## start RECORDS FOR THE EXERCISE
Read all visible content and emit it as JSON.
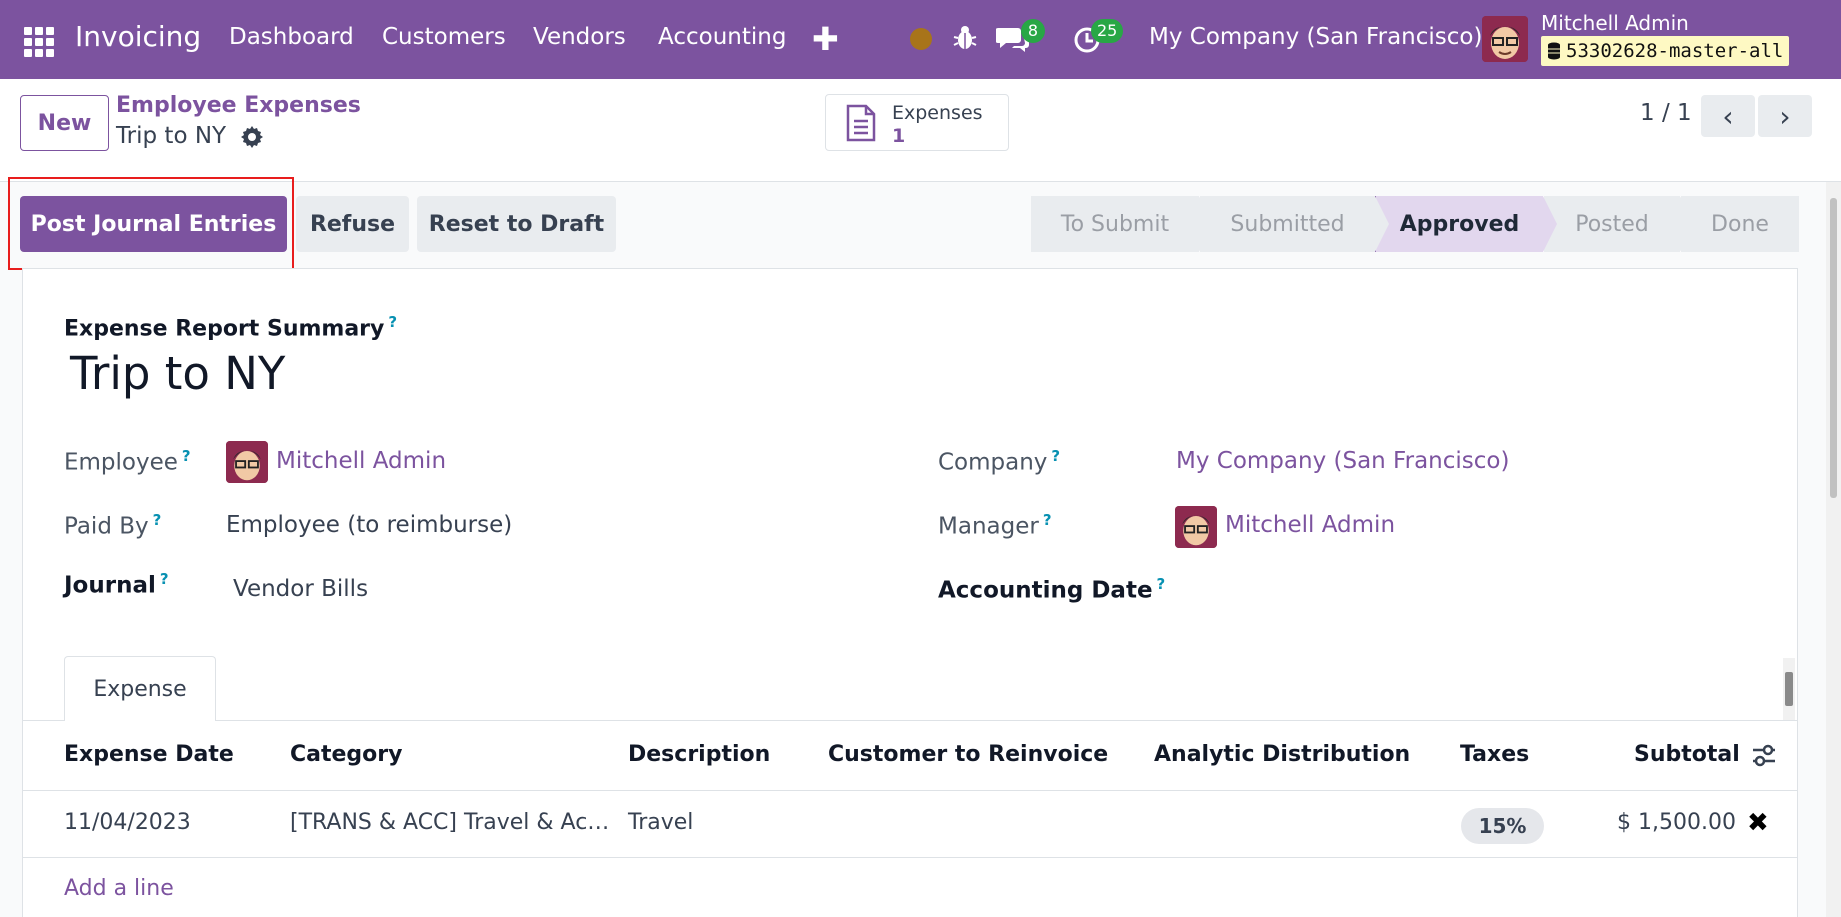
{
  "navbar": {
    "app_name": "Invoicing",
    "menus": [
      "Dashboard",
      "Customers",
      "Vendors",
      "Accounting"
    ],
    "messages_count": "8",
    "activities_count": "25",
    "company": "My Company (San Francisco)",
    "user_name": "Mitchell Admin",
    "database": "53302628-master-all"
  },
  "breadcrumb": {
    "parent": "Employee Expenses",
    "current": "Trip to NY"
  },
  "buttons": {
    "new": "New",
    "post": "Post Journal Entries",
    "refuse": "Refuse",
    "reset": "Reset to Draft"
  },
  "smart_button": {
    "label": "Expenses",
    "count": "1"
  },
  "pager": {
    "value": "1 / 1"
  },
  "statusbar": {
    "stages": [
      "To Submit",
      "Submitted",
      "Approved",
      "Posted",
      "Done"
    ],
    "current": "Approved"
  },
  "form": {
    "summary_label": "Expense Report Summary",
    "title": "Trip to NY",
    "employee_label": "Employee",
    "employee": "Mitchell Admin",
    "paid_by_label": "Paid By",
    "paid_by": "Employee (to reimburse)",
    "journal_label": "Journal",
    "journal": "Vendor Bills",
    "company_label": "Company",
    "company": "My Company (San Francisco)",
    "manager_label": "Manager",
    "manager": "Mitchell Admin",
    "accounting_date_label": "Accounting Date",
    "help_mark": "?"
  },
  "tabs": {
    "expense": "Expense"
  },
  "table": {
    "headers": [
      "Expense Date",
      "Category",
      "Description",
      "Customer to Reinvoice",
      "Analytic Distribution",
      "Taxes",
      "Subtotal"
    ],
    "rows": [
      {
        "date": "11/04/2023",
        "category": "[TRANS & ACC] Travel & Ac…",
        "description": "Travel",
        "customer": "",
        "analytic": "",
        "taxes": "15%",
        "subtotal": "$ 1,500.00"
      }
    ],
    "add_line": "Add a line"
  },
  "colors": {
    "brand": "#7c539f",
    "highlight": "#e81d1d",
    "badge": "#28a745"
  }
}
## end RECORDS FOR THE EXERCISE
WRITTEN REQUEST
Copy each line in full and exactly, omitting any picture.

CORRECT RESPONSE
Read all visible content and emit it as JSON.
{
  "navbar": {
    "app_name": "Invoicing",
    "menus": [
      "Dashboard",
      "Customers",
      "Vendors",
      "Accounting"
    ],
    "messages_count": "8",
    "activities_count": "25",
    "company": "My Company (San Francisco)",
    "user_name": "Mitchell Admin",
    "database": "53302628-master-all"
  },
  "breadcrumb": {
    "parent": "Employee Expenses",
    "current": "Trip to NY"
  },
  "buttons": {
    "new": "New",
    "post": "Post Journal Entries",
    "refuse": "Refuse",
    "reset": "Reset to Draft"
  },
  "smart_button": {
    "label": "Expenses",
    "count": "1"
  },
  "pager": {
    "value": "1 / 1"
  },
  "statusbar": {
    "stages": [
      "To Submit",
      "Submitted",
      "Approved",
      "Posted",
      "Done"
    ],
    "current": "Approved"
  },
  "form": {
    "summary_label": "Expense Report Summary",
    "title": "Trip to NY",
    "employee_label": "Employee",
    "employee": "Mitchell Admin",
    "paid_by_label": "Paid By",
    "paid_by": "Employee (to reimburse)",
    "journal_label": "Journal",
    "journal": "Vendor Bills",
    "company_label": "Company",
    "company": "My Company (San Francisco)",
    "manager_label": "Manager",
    "manager": "Mitchell Admin",
    "accounting_date_label": "Accounting Date",
    "help_mark": "?"
  },
  "tabs": {
    "expense": "Expense"
  },
  "table": {
    "headers": [
      "Expense Date",
      "Category",
      "Description",
      "Customer to Reinvoice",
      "Analytic Distribution",
      "Taxes",
      "Subtotal"
    ],
    "rows": [
      {
        "date": "11/04/2023",
        "category": "[TRANS & ACC] Travel & Ac…",
        "description": "Travel",
        "customer": "",
        "analytic": "",
        "taxes": "15%",
        "subtotal": "$ 1,500.00"
      }
    ],
    "add_line": "Add a line"
  },
  "colors": {
    "brand": "#7c539f",
    "highlight": "#e81d1d",
    "badge": "#28a745"
  }
}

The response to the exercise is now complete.